● **What to work on**: Repeat the listing below in full, exactly as it stands.

● **Data supplied**:
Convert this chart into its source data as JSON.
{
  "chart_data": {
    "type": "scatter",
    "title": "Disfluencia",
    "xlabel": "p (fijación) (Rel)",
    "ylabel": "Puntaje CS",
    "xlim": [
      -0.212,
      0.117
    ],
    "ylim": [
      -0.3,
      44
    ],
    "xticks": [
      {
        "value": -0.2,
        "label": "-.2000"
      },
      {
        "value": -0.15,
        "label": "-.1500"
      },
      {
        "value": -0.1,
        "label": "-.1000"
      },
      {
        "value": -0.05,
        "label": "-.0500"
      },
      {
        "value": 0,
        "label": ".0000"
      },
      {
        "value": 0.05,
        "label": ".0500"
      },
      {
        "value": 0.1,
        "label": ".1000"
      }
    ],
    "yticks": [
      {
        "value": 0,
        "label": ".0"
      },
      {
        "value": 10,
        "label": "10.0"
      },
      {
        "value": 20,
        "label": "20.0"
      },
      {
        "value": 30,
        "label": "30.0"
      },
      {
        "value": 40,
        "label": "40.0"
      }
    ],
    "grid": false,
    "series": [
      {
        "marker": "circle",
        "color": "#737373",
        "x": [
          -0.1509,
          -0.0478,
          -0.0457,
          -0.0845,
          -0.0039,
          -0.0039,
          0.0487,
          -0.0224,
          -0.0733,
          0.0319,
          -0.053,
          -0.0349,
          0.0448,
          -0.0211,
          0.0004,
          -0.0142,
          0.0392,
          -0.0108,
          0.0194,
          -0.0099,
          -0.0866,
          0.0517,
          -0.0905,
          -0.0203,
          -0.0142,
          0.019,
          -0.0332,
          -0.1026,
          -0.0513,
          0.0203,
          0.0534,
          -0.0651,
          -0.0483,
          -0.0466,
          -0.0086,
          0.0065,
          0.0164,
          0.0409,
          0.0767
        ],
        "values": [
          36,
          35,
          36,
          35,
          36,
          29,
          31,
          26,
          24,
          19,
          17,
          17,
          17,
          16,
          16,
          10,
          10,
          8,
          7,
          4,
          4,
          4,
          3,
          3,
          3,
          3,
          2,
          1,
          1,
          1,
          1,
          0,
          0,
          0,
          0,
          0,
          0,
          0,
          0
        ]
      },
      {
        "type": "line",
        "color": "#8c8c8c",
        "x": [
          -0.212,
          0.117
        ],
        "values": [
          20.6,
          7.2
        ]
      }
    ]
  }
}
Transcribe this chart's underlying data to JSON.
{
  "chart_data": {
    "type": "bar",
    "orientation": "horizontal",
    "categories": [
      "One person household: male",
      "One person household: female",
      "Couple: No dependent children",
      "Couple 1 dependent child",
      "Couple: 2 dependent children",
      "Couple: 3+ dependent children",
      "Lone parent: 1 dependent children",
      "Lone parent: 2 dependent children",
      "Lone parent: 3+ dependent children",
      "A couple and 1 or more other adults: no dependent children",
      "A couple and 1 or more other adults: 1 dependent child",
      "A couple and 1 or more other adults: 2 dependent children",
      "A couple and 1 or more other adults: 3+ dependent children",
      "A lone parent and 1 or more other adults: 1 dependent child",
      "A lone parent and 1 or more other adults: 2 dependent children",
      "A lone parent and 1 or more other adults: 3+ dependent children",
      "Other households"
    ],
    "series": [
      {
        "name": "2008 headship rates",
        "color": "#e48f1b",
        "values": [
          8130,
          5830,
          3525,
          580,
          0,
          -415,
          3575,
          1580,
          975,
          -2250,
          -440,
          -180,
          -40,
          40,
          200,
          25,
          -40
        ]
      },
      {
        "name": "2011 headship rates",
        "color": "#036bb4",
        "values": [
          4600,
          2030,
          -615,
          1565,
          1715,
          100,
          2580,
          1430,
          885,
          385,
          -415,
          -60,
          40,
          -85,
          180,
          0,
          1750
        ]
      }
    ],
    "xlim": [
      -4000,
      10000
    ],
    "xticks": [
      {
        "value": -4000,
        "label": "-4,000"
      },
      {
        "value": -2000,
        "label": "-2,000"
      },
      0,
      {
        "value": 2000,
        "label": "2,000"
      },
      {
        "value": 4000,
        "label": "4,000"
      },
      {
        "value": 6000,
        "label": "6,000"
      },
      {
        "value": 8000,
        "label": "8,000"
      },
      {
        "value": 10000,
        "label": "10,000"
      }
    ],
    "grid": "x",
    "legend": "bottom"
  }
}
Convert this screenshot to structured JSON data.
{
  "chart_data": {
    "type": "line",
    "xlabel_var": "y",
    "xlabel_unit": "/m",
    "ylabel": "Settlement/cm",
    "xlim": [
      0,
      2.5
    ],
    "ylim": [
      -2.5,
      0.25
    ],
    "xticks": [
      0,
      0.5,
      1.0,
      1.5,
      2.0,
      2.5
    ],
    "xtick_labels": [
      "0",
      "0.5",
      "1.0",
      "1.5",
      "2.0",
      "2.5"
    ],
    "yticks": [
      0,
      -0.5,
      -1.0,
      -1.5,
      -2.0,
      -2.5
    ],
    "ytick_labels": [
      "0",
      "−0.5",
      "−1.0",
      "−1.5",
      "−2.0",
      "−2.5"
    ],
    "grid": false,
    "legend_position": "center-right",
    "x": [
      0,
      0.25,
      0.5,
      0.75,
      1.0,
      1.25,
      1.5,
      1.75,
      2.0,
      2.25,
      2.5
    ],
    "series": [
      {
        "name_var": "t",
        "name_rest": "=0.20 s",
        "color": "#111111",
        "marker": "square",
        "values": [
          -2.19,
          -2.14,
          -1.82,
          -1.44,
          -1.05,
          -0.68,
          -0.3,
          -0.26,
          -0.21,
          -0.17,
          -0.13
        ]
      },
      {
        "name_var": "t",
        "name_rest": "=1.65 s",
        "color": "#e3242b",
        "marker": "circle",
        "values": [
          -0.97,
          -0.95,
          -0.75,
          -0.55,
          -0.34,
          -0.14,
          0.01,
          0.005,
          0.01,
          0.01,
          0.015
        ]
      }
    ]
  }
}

● **Answer to the task**:
Convert this chart into its source data as JSON.
{
  "chart_data": {
    "type": "scatter",
    "title": "Disfluencia",
    "xlabel": "p (fijación) (Rel)",
    "ylabel": "Puntaje CS",
    "xlim": [
      -0.212,
      0.117
    ],
    "ylim": [
      -0.3,
      44
    ],
    "xticks": [
      {
        "value": -0.2,
        "label": "-.2000"
      },
      {
        "value": -0.15,
        "label": "-.1500"
      },
      {
        "value": -0.1,
        "label": "-.1000"
      },
      {
        "value": -0.05,
        "label": "-.0500"
      },
      {
        "value": 0,
        "label": ".0000"
      },
      {
        "value": 0.05,
        "label": ".0500"
      },
      {
        "value": 0.1,
        "label": ".1000"
      }
    ],
    "yticks": [
      {
        "value": 0,
        "label": ".0"
      },
      {
        "value": 10,
        "label": "10.0"
      },
      {
        "value": 20,
        "label": "20.0"
      },
      {
        "value": 30,
        "label": "30.0"
      },
      {
        "value": 40,
        "label": "40.0"
      }
    ],
    "grid": false,
    "series": [
      {
        "marker": "circle",
        "color": "#737373",
        "x": [
          -0.1509,
          -0.0478,
          -0.0457,
          -0.0845,
          -0.0039,
          -0.0039,
          0.0487,
          -0.0224,
          -0.0733,
          0.0319,
          -0.053,
          -0.0349,
          0.0448,
          -0.0211,
          0.0004,
          -0.0142,
          0.0392,
          -0.0108,
          0.0194,
          -0.0099,
          -0.0866,
          0.0517,
          -0.0905,
          -0.0203,
          -0.0142,
          0.019,
          -0.0332,
          -0.1026,
          -0.0513,
          0.0203,
          0.0534,
          -0.0651,
          -0.0483,
          -0.0466,
          -0.0086,
          0.0065,
          0.0164,
          0.0409,
          0.0767
        ],
        "values": [
          36,
          35,
          36,
          35,
          36,
          29,
          31,
          26,
          24,
          19,
          17,
          17,
          17,
          16,
          16,
          10,
          10,
          8,
          7,
          4,
          4,
          4,
          3,
          3,
          3,
          3,
          2,
          1,
          1,
          1,
          1,
          0,
          0,
          0,
          0,
          0,
          0,
          0,
          0
        ]
      },
      {
        "type": "line",
        "color": "#8c8c8c",
        "x": [
          -0.212,
          0.117
        ],
        "values": [
          20.6,
          7.2
        ]
      }
    ]
  }
}
Transcribe this chart's underlying data to JSON.
{
  "chart_data": {
    "type": "bar",
    "orientation": "horizontal",
    "categories": [
      "One person household: male",
      "One person household: female",
      "Couple: No dependent children",
      "Couple 1 dependent child",
      "Couple: 2 dependent children",
      "Couple: 3+ dependent children",
      "Lone parent: 1 dependent children",
      "Lone parent: 2 dependent children",
      "Lone parent: 3+ dependent children",
      "A couple and 1 or more other adults: no dependent children",
      "A couple and 1 or more other adults: 1 dependent child",
      "A couple and 1 or more other adults: 2 dependent children",
      "A couple and 1 or more other adults: 3+ dependent children",
      "A lone parent and 1 or more other adults: 1 dependent child",
      "A lone parent and 1 or more other adults: 2 dependent children",
      "A lone parent and 1 or more other adults: 3+ dependent children",
      "Other households"
    ],
    "series": [
      {
        "name": "2008 headship rates",
        "color": "#e48f1b",
        "values": [
          8130,
          5830,
          3525,
          580,
          0,
          -415,
          3575,
          1580,
          975,
          -2250,
          -440,
          -180,
          -40,
          40,
          200,
          25,
          -40
        ]
      },
      {
        "name": "2011 headship rates",
        "color": "#036bb4",
        "values": [
          4600,
          2030,
          -615,
          1565,
          1715,
          100,
          2580,
          1430,
          885,
          385,
          -415,
          -60,
          40,
          -85,
          180,
          0,
          1750
        ]
      }
    ],
    "xlim": [
      -4000,
      10000
    ],
    "xticks": [
      {
        "value": -4000,
        "label": "-4,000"
      },
      {
        "value": -2000,
        "label": "-2,000"
      },
      0,
      {
        "value": 2000,
        "label": "2,000"
      },
      {
        "value": 4000,
        "label": "4,000"
      },
      {
        "value": 6000,
        "label": "6,000"
      },
      {
        "value": 8000,
        "label": "8,000"
      },
      {
        "value": 10000,
        "label": "10,000"
      }
    ],
    "grid": "x",
    "legend": "bottom"
  }
}
Convert this screenshot to structured JSON data.
{
  "chart_data": {
    "type": "line",
    "xlabel_var": "y",
    "xlabel_unit": "/m",
    "ylabel": "Settlement/cm",
    "xlim": [
      0,
      2.5
    ],
    "ylim": [
      -2.5,
      0.25
    ],
    "xticks": [
      0,
      0.5,
      1.0,
      1.5,
      2.0,
      2.5
    ],
    "xtick_labels": [
      "0",
      "0.5",
      "1.0",
      "1.5",
      "2.0",
      "2.5"
    ],
    "yticks": [
      0,
      -0.5,
      -1.0,
      -1.5,
      -2.0,
      -2.5
    ],
    "ytick_labels": [
      "0",
      "−0.5",
      "−1.0",
      "−1.5",
      "−2.0",
      "−2.5"
    ],
    "grid": false,
    "legend_position": "center-right",
    "x": [
      0,
      0.25,
      0.5,
      0.75,
      1.0,
      1.25,
      1.5,
      1.75,
      2.0,
      2.25,
      2.5
    ],
    "series": [
      {
        "name_var": "t",
        "name_rest": "=0.20 s",
        "color": "#111111",
        "marker": "square",
        "values": [
          -2.19,
          -2.14,
          -1.82,
          -1.44,
          -1.05,
          -0.68,
          -0.3,
          -0.26,
          -0.21,
          -0.17,
          -0.13
        ]
      },
      {
        "name_var": "t",
        "name_rest": "=1.65 s",
        "color": "#e3242b",
        "marker": "circle",
        "values": [
          -0.97,
          -0.95,
          -0.75,
          -0.55,
          -0.34,
          -0.14,
          0.01,
          0.005,
          0.01,
          0.01,
          0.015
        ]
      }
    ]
  }
}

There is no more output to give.